#### [What you need to do]
State how many lines contain the string "области", and write nothing else.

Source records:
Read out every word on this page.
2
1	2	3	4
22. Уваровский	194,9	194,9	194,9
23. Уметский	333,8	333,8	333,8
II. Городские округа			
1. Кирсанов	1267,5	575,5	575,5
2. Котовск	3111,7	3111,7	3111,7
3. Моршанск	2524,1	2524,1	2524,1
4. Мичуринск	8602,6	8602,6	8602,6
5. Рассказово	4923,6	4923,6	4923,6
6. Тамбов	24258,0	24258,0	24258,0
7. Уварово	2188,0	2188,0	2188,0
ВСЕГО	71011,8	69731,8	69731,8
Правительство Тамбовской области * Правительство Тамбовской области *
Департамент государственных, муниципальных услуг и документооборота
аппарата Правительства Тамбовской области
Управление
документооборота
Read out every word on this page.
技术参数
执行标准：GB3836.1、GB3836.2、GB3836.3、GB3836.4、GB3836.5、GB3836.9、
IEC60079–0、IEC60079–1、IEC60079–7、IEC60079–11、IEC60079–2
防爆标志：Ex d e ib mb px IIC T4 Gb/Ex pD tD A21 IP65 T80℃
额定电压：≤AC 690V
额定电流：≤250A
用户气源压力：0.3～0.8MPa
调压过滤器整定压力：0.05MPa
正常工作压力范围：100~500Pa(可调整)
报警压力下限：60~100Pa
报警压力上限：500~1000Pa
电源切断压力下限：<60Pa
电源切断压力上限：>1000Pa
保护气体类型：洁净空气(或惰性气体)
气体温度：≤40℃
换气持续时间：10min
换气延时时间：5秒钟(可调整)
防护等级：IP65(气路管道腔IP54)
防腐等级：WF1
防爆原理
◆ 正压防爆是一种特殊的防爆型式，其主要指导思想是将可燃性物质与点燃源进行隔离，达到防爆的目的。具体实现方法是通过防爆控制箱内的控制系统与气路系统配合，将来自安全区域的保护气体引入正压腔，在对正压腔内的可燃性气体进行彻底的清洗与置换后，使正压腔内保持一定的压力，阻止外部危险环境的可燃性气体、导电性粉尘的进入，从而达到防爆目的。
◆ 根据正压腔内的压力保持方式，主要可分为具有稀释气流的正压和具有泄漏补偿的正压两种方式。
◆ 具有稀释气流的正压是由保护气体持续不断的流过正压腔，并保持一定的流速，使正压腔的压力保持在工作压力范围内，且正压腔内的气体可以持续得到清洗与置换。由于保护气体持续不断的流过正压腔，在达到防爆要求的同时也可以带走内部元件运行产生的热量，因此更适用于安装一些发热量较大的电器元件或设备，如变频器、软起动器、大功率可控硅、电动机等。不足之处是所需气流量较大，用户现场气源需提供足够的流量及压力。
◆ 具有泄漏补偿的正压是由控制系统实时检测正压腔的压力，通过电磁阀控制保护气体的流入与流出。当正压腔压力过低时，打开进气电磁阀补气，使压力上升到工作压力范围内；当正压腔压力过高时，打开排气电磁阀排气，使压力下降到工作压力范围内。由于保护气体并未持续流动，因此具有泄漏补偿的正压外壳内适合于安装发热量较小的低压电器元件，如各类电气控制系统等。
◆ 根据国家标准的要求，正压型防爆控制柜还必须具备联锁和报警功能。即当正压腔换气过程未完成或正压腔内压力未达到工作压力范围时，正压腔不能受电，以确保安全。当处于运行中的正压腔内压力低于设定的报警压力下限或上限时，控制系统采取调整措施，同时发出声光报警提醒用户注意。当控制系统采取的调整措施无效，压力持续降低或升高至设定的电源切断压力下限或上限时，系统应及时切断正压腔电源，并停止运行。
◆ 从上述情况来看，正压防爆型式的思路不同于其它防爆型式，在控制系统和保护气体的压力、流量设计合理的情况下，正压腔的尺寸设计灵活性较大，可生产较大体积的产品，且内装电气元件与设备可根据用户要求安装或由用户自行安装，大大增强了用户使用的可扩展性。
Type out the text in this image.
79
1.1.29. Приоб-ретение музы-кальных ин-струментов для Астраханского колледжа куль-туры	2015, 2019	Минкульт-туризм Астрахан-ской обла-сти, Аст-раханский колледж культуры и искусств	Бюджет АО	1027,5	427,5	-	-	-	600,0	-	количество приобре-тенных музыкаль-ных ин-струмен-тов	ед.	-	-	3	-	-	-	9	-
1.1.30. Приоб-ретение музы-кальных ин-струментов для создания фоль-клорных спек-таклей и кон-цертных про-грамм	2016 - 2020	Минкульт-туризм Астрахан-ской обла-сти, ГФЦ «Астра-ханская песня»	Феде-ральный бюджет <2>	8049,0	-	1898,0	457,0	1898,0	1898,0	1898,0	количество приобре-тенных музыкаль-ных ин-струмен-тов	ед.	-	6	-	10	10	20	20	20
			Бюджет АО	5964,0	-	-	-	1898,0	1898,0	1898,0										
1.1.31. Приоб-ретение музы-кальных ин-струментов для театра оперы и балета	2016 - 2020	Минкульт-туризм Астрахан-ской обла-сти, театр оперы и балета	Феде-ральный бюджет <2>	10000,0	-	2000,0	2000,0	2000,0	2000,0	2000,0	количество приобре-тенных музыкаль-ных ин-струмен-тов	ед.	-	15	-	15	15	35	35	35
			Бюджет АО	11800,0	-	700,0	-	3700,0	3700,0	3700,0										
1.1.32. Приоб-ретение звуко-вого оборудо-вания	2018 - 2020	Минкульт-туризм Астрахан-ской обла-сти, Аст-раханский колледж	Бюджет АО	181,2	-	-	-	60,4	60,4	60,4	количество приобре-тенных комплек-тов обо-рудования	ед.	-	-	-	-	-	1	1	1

#### [Answer to this exercise]
2